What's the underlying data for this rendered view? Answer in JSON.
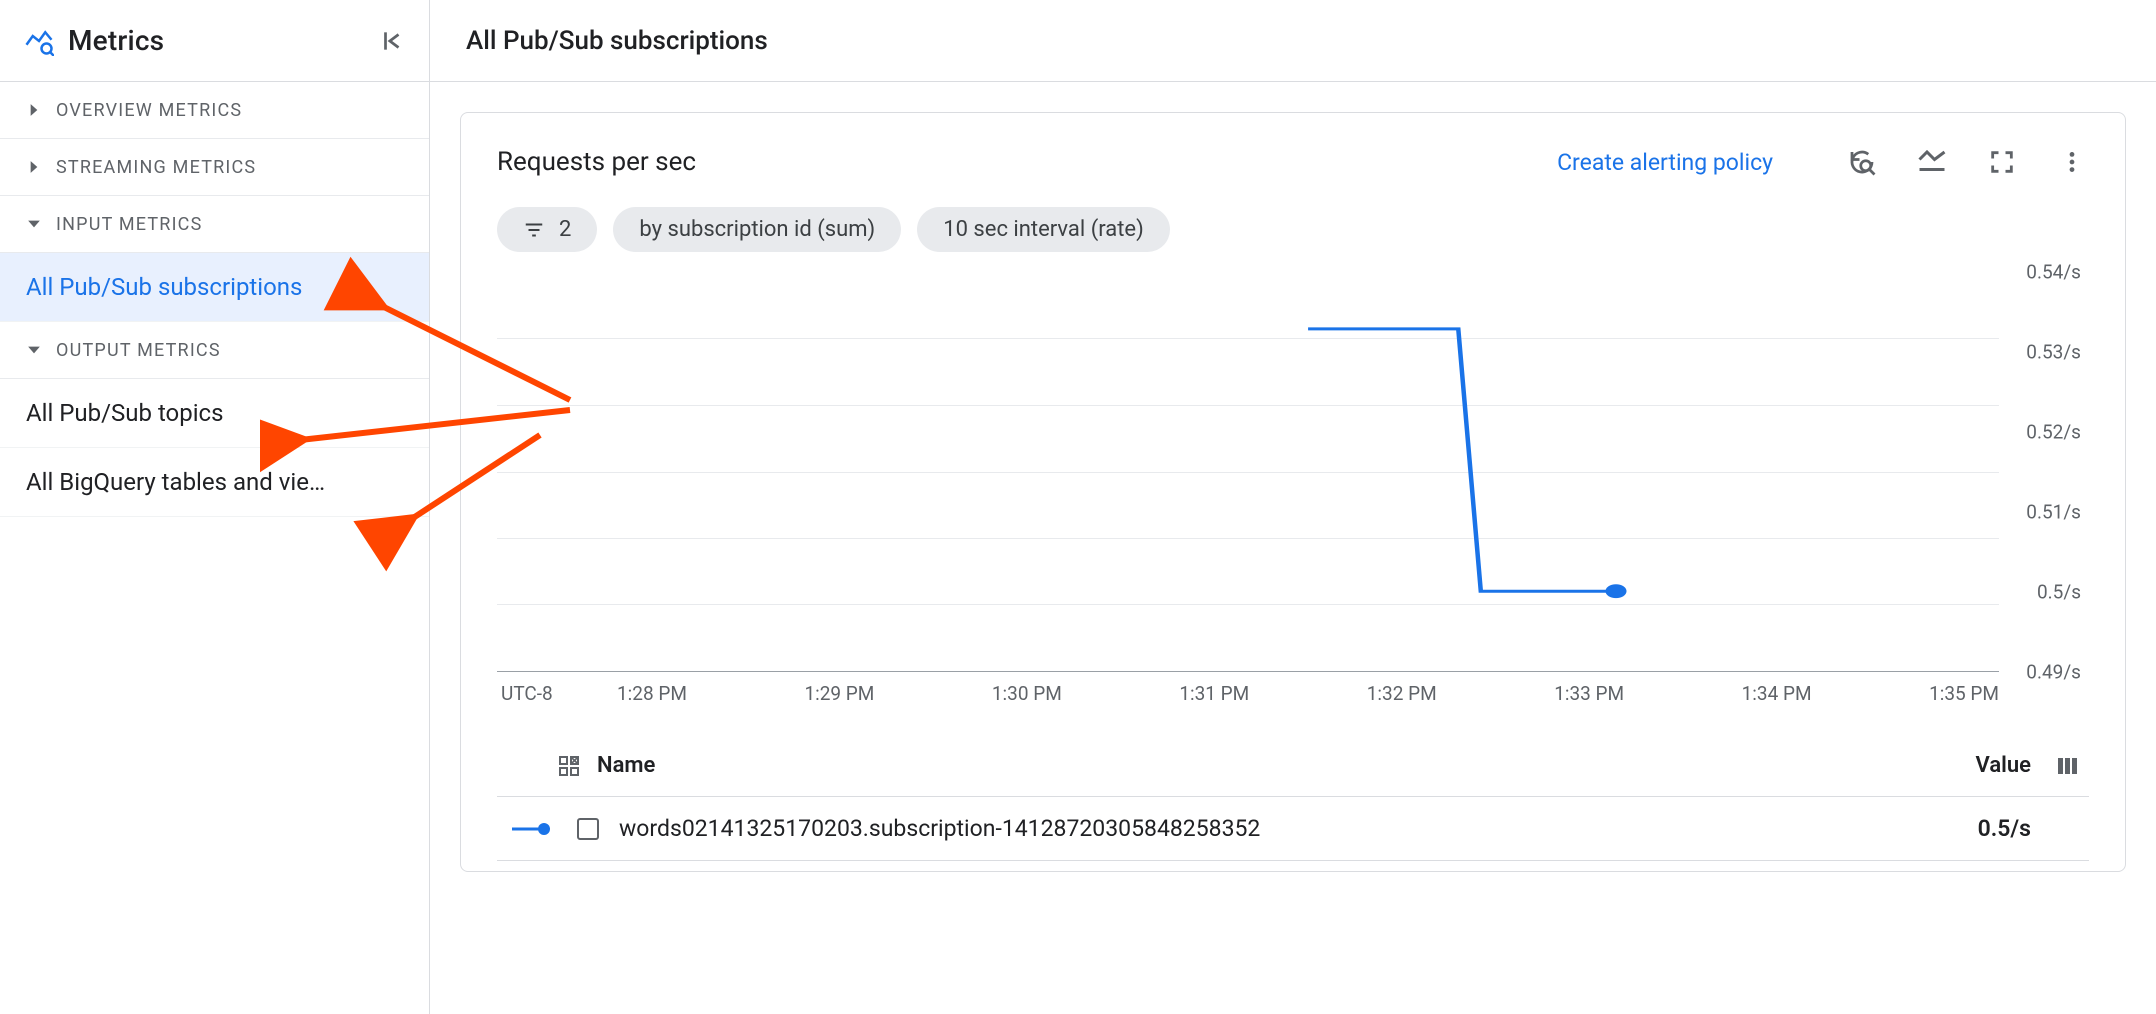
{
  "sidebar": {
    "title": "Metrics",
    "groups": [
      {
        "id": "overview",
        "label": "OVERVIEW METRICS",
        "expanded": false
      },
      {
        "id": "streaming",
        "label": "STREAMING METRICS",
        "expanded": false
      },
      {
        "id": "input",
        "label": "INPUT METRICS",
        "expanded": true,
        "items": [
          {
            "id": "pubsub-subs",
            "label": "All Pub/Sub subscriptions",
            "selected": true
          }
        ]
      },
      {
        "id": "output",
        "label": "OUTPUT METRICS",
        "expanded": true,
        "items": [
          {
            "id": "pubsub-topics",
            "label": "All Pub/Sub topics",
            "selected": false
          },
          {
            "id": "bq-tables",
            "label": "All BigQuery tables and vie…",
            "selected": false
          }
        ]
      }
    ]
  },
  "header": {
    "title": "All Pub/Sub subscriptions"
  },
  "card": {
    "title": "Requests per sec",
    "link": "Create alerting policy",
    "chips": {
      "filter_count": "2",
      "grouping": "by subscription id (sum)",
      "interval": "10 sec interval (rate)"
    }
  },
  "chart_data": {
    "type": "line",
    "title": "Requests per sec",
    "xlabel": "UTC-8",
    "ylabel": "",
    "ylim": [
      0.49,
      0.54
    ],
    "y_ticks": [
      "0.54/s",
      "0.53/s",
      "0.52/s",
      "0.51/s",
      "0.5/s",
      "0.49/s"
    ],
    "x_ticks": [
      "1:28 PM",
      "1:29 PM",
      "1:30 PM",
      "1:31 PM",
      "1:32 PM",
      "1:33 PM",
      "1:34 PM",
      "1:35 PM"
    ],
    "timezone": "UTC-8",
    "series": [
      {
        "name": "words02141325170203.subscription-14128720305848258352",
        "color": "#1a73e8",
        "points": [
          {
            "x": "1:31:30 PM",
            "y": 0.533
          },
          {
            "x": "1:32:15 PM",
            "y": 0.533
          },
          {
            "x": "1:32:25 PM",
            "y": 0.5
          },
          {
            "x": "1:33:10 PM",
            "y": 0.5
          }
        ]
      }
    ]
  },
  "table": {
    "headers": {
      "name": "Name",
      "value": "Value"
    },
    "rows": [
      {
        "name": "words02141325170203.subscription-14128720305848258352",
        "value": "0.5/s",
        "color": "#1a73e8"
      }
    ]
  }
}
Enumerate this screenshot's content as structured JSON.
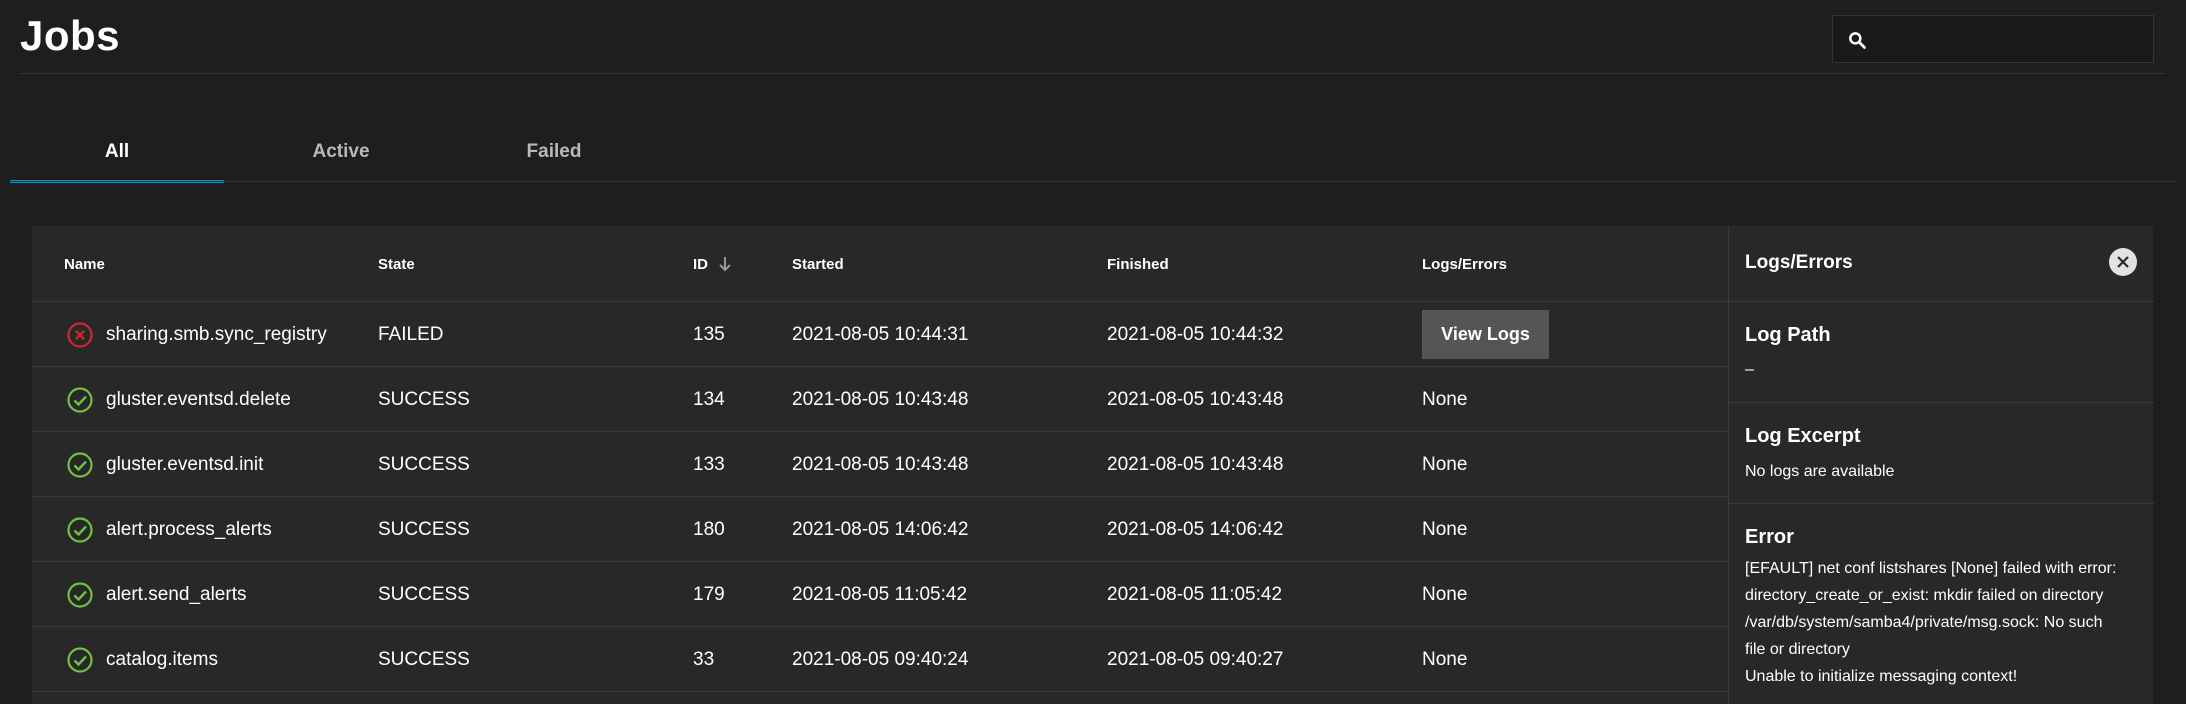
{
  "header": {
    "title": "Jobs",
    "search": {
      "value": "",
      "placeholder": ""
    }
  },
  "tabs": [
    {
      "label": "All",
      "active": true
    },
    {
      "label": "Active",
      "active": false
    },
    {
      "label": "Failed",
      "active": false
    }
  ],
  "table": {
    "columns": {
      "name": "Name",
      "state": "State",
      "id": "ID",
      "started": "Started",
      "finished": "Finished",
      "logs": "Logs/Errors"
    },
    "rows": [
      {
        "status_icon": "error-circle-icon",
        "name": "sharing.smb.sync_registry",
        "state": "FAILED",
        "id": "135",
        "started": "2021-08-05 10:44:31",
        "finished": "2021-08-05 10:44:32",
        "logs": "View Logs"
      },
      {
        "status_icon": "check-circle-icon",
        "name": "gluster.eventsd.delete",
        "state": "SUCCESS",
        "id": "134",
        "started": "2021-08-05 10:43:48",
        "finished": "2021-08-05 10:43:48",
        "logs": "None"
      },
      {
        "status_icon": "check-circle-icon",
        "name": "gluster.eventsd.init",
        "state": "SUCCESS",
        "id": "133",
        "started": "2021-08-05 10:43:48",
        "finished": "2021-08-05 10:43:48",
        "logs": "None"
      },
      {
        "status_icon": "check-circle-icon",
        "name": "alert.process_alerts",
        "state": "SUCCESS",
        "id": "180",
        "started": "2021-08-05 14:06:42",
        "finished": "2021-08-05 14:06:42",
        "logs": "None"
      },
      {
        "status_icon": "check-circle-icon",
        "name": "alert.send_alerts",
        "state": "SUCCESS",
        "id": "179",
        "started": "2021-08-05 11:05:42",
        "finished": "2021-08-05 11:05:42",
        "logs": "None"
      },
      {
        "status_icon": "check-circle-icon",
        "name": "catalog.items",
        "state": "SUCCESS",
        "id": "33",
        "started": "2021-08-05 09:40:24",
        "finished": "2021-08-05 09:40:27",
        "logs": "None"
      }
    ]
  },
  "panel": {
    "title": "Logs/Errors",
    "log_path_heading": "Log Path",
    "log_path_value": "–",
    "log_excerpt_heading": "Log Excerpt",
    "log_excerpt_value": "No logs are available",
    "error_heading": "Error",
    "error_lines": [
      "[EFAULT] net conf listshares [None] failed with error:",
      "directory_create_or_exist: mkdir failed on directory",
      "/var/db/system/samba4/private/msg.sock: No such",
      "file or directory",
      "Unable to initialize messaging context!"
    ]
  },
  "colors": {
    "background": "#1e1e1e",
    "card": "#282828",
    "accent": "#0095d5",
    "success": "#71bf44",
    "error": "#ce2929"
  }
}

---

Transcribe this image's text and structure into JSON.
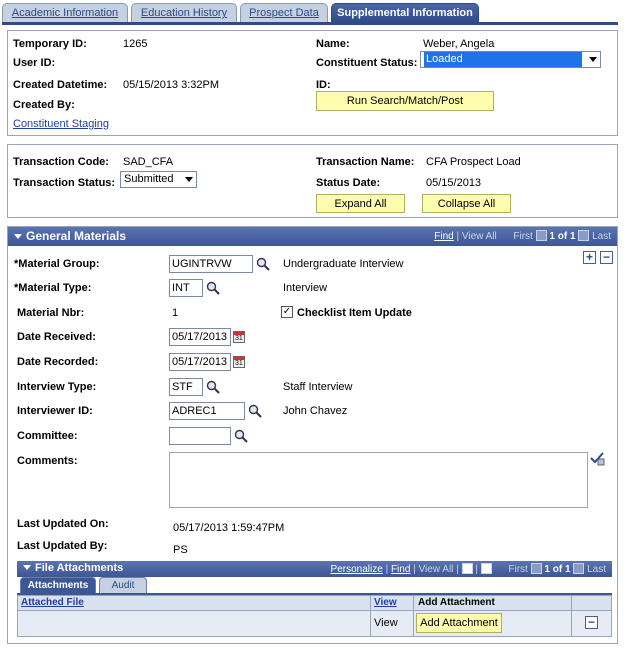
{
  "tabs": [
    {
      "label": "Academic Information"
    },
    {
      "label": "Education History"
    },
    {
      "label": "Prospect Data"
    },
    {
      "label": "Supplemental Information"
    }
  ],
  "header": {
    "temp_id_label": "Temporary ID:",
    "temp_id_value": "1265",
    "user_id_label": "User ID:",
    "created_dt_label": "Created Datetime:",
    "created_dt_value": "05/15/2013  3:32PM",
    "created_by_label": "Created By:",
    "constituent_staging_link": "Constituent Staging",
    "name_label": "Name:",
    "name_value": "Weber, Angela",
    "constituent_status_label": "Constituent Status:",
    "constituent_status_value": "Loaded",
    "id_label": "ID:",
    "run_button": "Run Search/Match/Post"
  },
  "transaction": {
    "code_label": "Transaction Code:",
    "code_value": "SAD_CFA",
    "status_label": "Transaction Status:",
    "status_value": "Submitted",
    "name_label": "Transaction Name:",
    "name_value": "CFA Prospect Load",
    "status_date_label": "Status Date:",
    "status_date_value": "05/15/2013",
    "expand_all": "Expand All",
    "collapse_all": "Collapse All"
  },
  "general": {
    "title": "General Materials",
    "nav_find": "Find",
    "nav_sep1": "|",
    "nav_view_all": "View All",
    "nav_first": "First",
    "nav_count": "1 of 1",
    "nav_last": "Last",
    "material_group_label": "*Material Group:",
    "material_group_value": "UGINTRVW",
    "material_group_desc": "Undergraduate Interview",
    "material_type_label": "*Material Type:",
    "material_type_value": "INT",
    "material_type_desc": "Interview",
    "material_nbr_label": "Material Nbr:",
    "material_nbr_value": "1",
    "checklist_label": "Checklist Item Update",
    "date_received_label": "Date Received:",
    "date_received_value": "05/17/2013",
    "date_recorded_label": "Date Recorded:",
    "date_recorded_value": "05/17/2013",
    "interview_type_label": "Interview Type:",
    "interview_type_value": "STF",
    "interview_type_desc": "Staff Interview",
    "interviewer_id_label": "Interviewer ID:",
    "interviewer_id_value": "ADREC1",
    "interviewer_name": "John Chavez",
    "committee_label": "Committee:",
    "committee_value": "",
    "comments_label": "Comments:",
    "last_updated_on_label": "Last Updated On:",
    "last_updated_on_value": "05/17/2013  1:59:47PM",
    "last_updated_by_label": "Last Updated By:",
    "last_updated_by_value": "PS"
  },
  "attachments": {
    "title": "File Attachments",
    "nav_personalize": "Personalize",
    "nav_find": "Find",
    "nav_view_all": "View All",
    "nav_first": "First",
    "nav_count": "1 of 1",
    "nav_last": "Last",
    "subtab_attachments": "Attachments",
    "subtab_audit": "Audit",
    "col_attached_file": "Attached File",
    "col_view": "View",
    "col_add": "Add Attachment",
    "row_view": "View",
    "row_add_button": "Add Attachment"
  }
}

==

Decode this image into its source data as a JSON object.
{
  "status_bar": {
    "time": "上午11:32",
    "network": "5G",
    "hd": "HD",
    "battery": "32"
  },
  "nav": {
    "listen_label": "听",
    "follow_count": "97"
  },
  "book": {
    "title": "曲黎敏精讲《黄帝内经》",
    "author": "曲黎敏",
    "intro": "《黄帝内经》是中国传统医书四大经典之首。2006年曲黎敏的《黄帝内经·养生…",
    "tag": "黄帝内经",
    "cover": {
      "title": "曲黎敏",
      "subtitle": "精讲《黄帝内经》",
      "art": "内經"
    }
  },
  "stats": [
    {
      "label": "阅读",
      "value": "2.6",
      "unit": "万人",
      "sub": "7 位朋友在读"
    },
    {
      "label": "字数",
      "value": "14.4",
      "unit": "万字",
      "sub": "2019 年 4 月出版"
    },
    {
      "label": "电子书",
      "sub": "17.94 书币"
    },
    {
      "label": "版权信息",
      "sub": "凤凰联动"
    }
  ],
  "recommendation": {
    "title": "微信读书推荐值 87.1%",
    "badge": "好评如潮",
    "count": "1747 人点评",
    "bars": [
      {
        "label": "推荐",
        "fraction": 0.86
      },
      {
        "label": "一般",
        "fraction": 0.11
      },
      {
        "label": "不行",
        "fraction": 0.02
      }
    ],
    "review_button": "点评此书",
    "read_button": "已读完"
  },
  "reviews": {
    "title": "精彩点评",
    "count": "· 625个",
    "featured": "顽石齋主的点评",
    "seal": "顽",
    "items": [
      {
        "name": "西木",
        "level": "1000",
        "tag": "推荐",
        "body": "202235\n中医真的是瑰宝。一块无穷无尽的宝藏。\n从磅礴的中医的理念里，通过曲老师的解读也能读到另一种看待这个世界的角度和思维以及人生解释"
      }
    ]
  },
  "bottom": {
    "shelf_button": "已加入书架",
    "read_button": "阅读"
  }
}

YOUR TASK —
Go through the listing above and pull out each line containing the word "subscriptions".

SOLUTION TO THIS PROBLEM —
            "label": "All Pub/Sub subscriptions",
    "title": "All Pub/Sub subscriptions"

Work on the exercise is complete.